Prompt ::
Only the pictures are left out: repeat the rest of the entries exactly.

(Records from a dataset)
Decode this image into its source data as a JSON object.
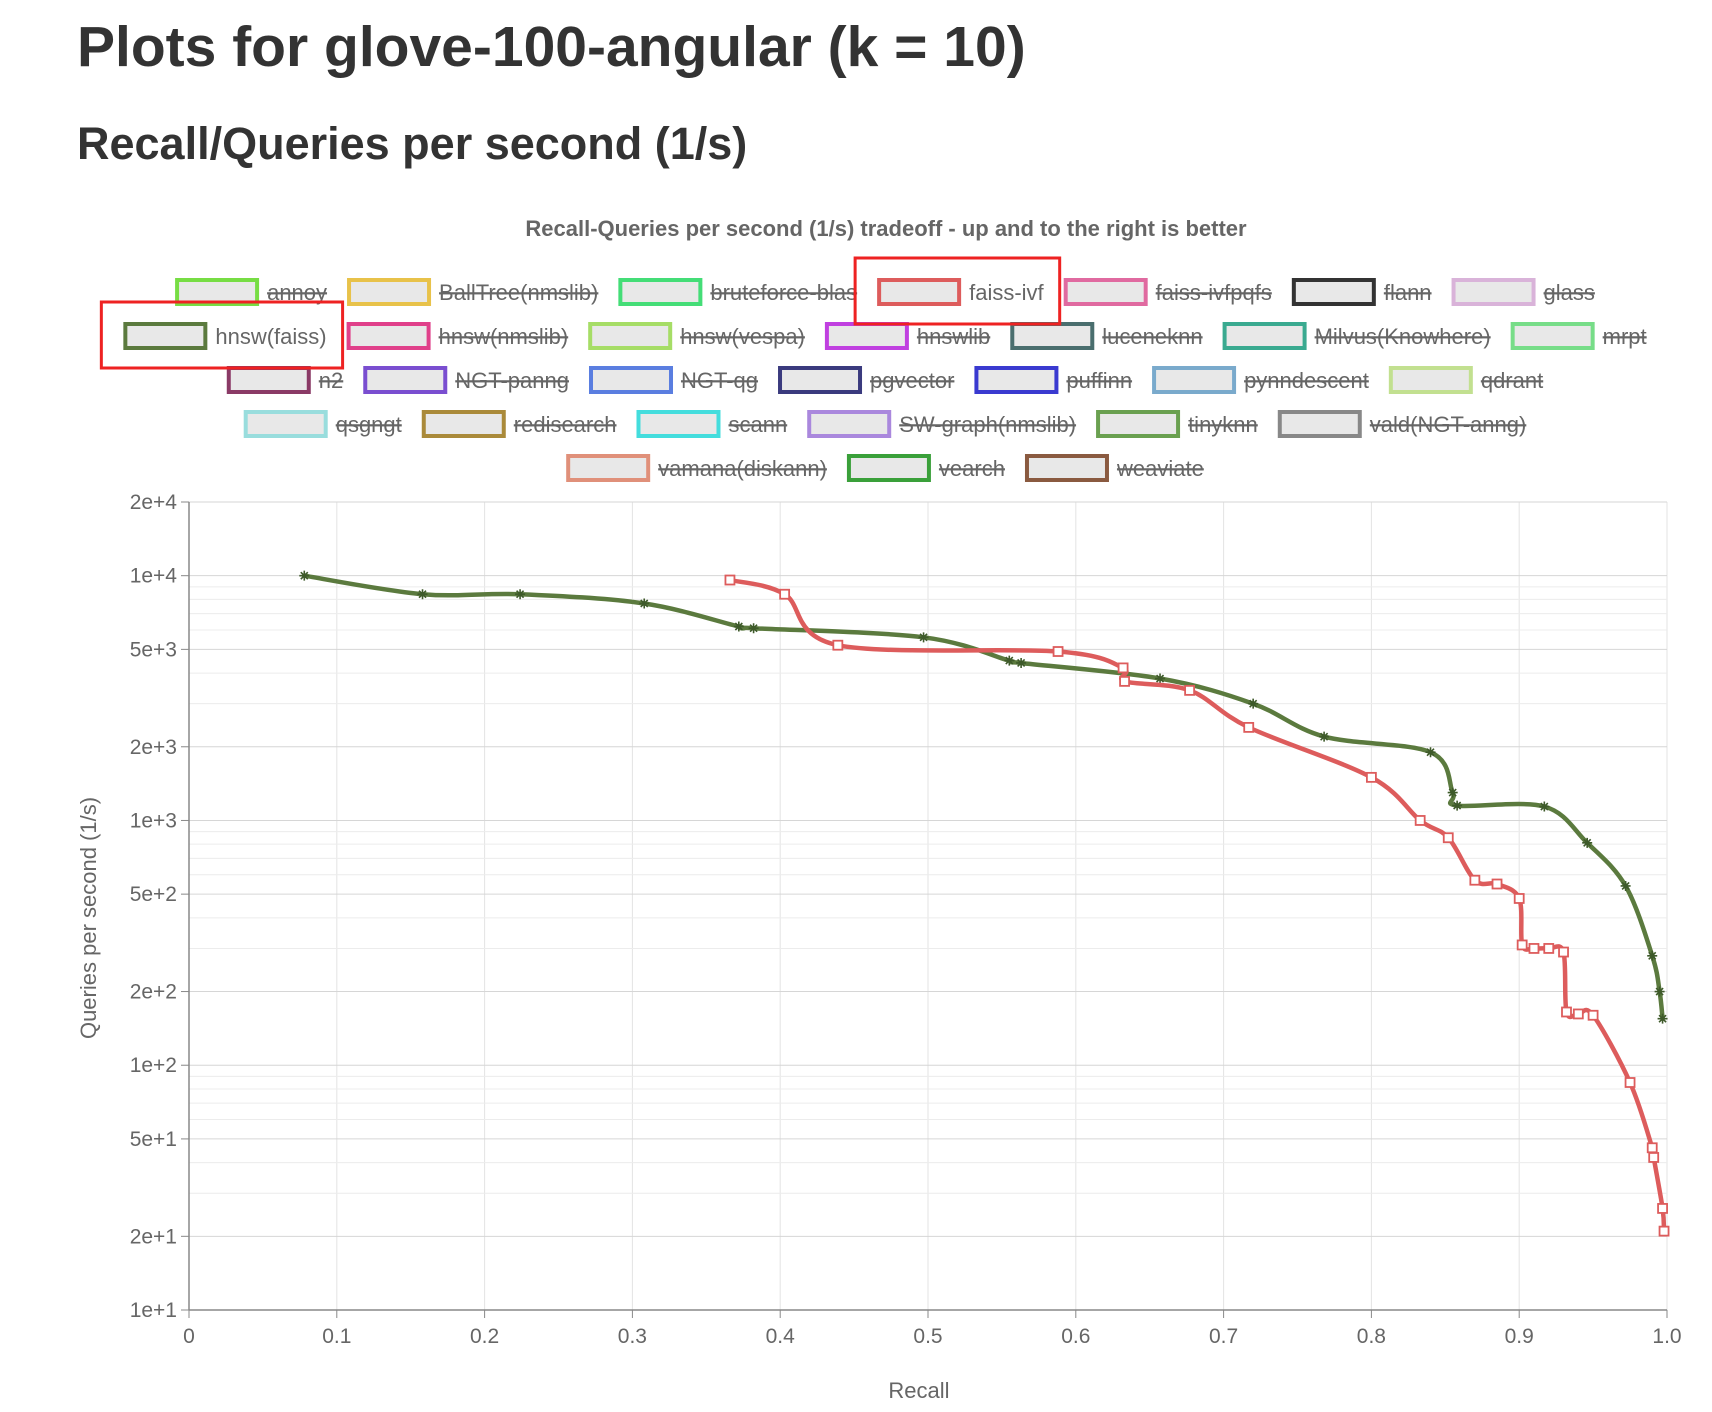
{
  "page": {
    "title": "Plots for glove-100-angular (k = 10)",
    "subtitle": "Recall/Queries per second (1/s)"
  },
  "chart_data": {
    "type": "line",
    "title": "Recall-Queries per second (1/s) tradeoff - up and to the right is better",
    "xlabel": "Recall",
    "ylabel": "Queries per second (1/s)",
    "xlim": [
      0,
      1.0
    ],
    "ylim": [
      10,
      20000
    ],
    "yscale": "log",
    "grid": true,
    "legend_position": "top",
    "x_ticks": [
      "0",
      "0.1",
      "0.2",
      "0.3",
      "0.4",
      "0.5",
      "0.6",
      "0.7",
      "0.8",
      "0.9",
      "1.0"
    ],
    "y_ticks": [
      {
        "value": 10,
        "label": "1e+1"
      },
      {
        "value": 20,
        "label": "2e+1"
      },
      {
        "value": 50,
        "label": "5e+1"
      },
      {
        "value": 100,
        "label": "1e+2"
      },
      {
        "value": 200,
        "label": "2e+2"
      },
      {
        "value": 500,
        "label": "5e+2"
      },
      {
        "value": 1000,
        "label": "1e+3"
      },
      {
        "value": 2000,
        "label": "2e+3"
      },
      {
        "value": 5000,
        "label": "5e+3"
      },
      {
        "value": 10000,
        "label": "1e+4"
      },
      {
        "value": 20000,
        "label": "2e+4"
      }
    ],
    "legend": [
      {
        "name": "annoy",
        "color": "#77dd44",
        "hidden": true
      },
      {
        "name": "BallTree(nmslib)",
        "color": "#e8c24a",
        "hidden": true
      },
      {
        "name": "bruteforce-blas",
        "color": "#44dd77",
        "hidden": true
      },
      {
        "name": "faiss-ivf",
        "color": "#dd5c5c",
        "hidden": false,
        "highlighted": true
      },
      {
        "name": "faiss-ivfpqfs",
        "color": "#e06aa0",
        "hidden": true
      },
      {
        "name": "flann",
        "color": "#333333",
        "hidden": true
      },
      {
        "name": "glass",
        "color": "#d9b3d9",
        "hidden": true
      },
      {
        "name": "hnsw(faiss)",
        "color": "#5b7a3e",
        "hidden": false,
        "highlighted": true
      },
      {
        "name": "hnsw(nmslib)",
        "color": "#e0408a",
        "hidden": true
      },
      {
        "name": "hnsw(vespa)",
        "color": "#a6dd66",
        "hidden": true
      },
      {
        "name": "hnswlib",
        "color": "#c040e0",
        "hidden": true
      },
      {
        "name": "luceneknn",
        "color": "#4a6e6e",
        "hidden": true
      },
      {
        "name": "Milvus(Knowhere)",
        "color": "#3aaa90",
        "hidden": true
      },
      {
        "name": "mrpt",
        "color": "#77dd88",
        "hidden": true
      },
      {
        "name": "n2",
        "color": "#8a3a66",
        "hidden": true
      },
      {
        "name": "NGT-panng",
        "color": "#7a4ed0",
        "hidden": true
      },
      {
        "name": "NGT-qg",
        "color": "#5a7ee0",
        "hidden": true
      },
      {
        "name": "pgvector",
        "color": "#3a3a7e",
        "hidden": true
      },
      {
        "name": "puffinn",
        "color": "#3a3ad0",
        "hidden": true
      },
      {
        "name": "pynndescent",
        "color": "#7aaacc",
        "hidden": true
      },
      {
        "name": "qdrant",
        "color": "#c2e090",
        "hidden": true
      },
      {
        "name": "qsgngt",
        "color": "#99dddd",
        "hidden": true
      },
      {
        "name": "redisearch",
        "color": "#aa8a3a",
        "hidden": true
      },
      {
        "name": "scann",
        "color": "#44dddd",
        "hidden": true
      },
      {
        "name": "SW-graph(nmslib)",
        "color": "#aa88dd",
        "hidden": true
      },
      {
        "name": "tinyknn",
        "color": "#6aa050",
        "hidden": true
      },
      {
        "name": "vald(NGT-anng)",
        "color": "#888888",
        "hidden": true
      },
      {
        "name": "vamana(diskann)",
        "color": "#e0907a",
        "hidden": true
      },
      {
        "name": "vearch",
        "color": "#3aa03a",
        "hidden": true
      },
      {
        "name": "weaviate",
        "color": "#8a5a40",
        "hidden": true
      }
    ],
    "series": [
      {
        "name": "hnsw(faiss)",
        "color": "#5b7a3e",
        "marker": "asterisk",
        "x": [
          0.078,
          0.158,
          0.224,
          0.308,
          0.372,
          0.382,
          0.497,
          0.555,
          0.563,
          0.657,
          0.72,
          0.768,
          0.84,
          0.855,
          0.858,
          0.917,
          0.946,
          0.972,
          0.99,
          0.995,
          0.997
        ],
        "y": [
          10000,
          8400,
          8400,
          7700,
          6200,
          6100,
          5600,
          4500,
          4400,
          3800,
          3000,
          2200,
          1900,
          1300,
          1150,
          1140,
          810,
          540,
          280,
          200,
          155
        ]
      },
      {
        "name": "faiss-ivf",
        "color": "#dd5c5c",
        "marker": "square",
        "x": [
          0.366,
          0.403,
          0.439,
          0.588,
          0.632,
          0.633,
          0.677,
          0.717,
          0.8,
          0.833,
          0.852,
          0.87,
          0.885,
          0.9,
          0.902,
          0.91,
          0.92,
          0.93,
          0.932,
          0.94,
          0.95,
          0.975,
          0.99,
          0.991,
          0.997,
          0.998
        ],
        "y": [
          9600,
          8400,
          5200,
          4900,
          4200,
          3700,
          3400,
          2400,
          1500,
          1000,
          850,
          570,
          550,
          480,
          310,
          300,
          300,
          290,
          165,
          162,
          160,
          85,
          46,
          42,
          26,
          21
        ]
      }
    ]
  }
}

Solution to this exercise ::
Decode this image into its source data as a JSON object.
{
  "page": {
    "title": "Plots for glove-100-angular (k = 10)",
    "subtitle": "Recall/Queries per second (1/s)"
  },
  "chart_data": {
    "type": "line",
    "title": "Recall-Queries per second (1/s) tradeoff - up and to the right is better",
    "xlabel": "Recall",
    "ylabel": "Queries per second (1/s)",
    "xlim": [
      0,
      1.0
    ],
    "ylim": [
      10,
      20000
    ],
    "yscale": "log",
    "grid": true,
    "legend_position": "top",
    "x_ticks": [
      "0",
      "0.1",
      "0.2",
      "0.3",
      "0.4",
      "0.5",
      "0.6",
      "0.7",
      "0.8",
      "0.9",
      "1.0"
    ],
    "y_ticks": [
      {
        "value": 10,
        "label": "1e+1"
      },
      {
        "value": 20,
        "label": "2e+1"
      },
      {
        "value": 50,
        "label": "5e+1"
      },
      {
        "value": 100,
        "label": "1e+2"
      },
      {
        "value": 200,
        "label": "2e+2"
      },
      {
        "value": 500,
        "label": "5e+2"
      },
      {
        "value": 1000,
        "label": "1e+3"
      },
      {
        "value": 2000,
        "label": "2e+3"
      },
      {
        "value": 5000,
        "label": "5e+3"
      },
      {
        "value": 10000,
        "label": "1e+4"
      },
      {
        "value": 20000,
        "label": "2e+4"
      }
    ],
    "legend": [
      {
        "name": "annoy",
        "color": "#77dd44",
        "hidden": true
      },
      {
        "name": "BallTree(nmslib)",
        "color": "#e8c24a",
        "hidden": true
      },
      {
        "name": "bruteforce-blas",
        "color": "#44dd77",
        "hidden": true
      },
      {
        "name": "faiss-ivf",
        "color": "#dd5c5c",
        "hidden": false,
        "highlighted": true
      },
      {
        "name": "faiss-ivfpqfs",
        "color": "#e06aa0",
        "hidden": true
      },
      {
        "name": "flann",
        "color": "#333333",
        "hidden": true
      },
      {
        "name": "glass",
        "color": "#d9b3d9",
        "hidden": true
      },
      {
        "name": "hnsw(faiss)",
        "color": "#5b7a3e",
        "hidden": false,
        "highlighted": true
      },
      {
        "name": "hnsw(nmslib)",
        "color": "#e0408a",
        "hidden": true
      },
      {
        "name": "hnsw(vespa)",
        "color": "#a6dd66",
        "hidden": true
      },
      {
        "name": "hnswlib",
        "color": "#c040e0",
        "hidden": true
      },
      {
        "name": "luceneknn",
        "color": "#4a6e6e",
        "hidden": true
      },
      {
        "name": "Milvus(Knowhere)",
        "color": "#3aaa90",
        "hidden": true
      },
      {
        "name": "mrpt",
        "color": "#77dd88",
        "hidden": true
      },
      {
        "name": "n2",
        "color": "#8a3a66",
        "hidden": true
      },
      {
        "name": "NGT-panng",
        "color": "#7a4ed0",
        "hidden": true
      },
      {
        "name": "NGT-qg",
        "color": "#5a7ee0",
        "hidden": true
      },
      {
        "name": "pgvector",
        "color": "#3a3a7e",
        "hidden": true
      },
      {
        "name": "puffinn",
        "color": "#3a3ad0",
        "hidden": true
      },
      {
        "name": "pynndescent",
        "color": "#7aaacc",
        "hidden": true
      },
      {
        "name": "qdrant",
        "color": "#c2e090",
        "hidden": true
      },
      {
        "name": "qsgngt",
        "color": "#99dddd",
        "hidden": true
      },
      {
        "name": "redisearch",
        "color": "#aa8a3a",
        "hidden": true
      },
      {
        "name": "scann",
        "color": "#44dddd",
        "hidden": true
      },
      {
        "name": "SW-graph(nmslib)",
        "color": "#aa88dd",
        "hidden": true
      },
      {
        "name": "tinyknn",
        "color": "#6aa050",
        "hidden": true
      },
      {
        "name": "vald(NGT-anng)",
        "color": "#888888",
        "hidden": true
      },
      {
        "name": "vamana(diskann)",
        "color": "#e0907a",
        "hidden": true
      },
      {
        "name": "vearch",
        "color": "#3aa03a",
        "hidden": true
      },
      {
        "name": "weaviate",
        "color": "#8a5a40",
        "hidden": true
      }
    ],
    "series": [
      {
        "name": "hnsw(faiss)",
        "color": "#5b7a3e",
        "marker": "asterisk",
        "x": [
          0.078,
          0.158,
          0.224,
          0.308,
          0.372,
          0.382,
          0.497,
          0.555,
          0.563,
          0.657,
          0.72,
          0.768,
          0.84,
          0.855,
          0.858,
          0.917,
          0.946,
          0.972,
          0.99,
          0.995,
          0.997
        ],
        "y": [
          10000,
          8400,
          8400,
          7700,
          6200,
          6100,
          5600,
          4500,
          4400,
          3800,
          3000,
          2200,
          1900,
          1300,
          1150,
          1140,
          810,
          540,
          280,
          200,
          155
        ]
      },
      {
        "name": "faiss-ivf",
        "color": "#dd5c5c",
        "marker": "square",
        "x": [
          0.366,
          0.403,
          0.439,
          0.588,
          0.632,
          0.633,
          0.677,
          0.717,
          0.8,
          0.833,
          0.852,
          0.87,
          0.885,
          0.9,
          0.902,
          0.91,
          0.92,
          0.93,
          0.932,
          0.94,
          0.95,
          0.975,
          0.99,
          0.991,
          0.997,
          0.998
        ],
        "y": [
          9600,
          8400,
          5200,
          4900,
          4200,
          3700,
          3400,
          2400,
          1500,
          1000,
          850,
          570,
          550,
          480,
          310,
          300,
          300,
          290,
          165,
          162,
          160,
          85,
          46,
          42,
          26,
          21
        ]
      }
    ]
  }
}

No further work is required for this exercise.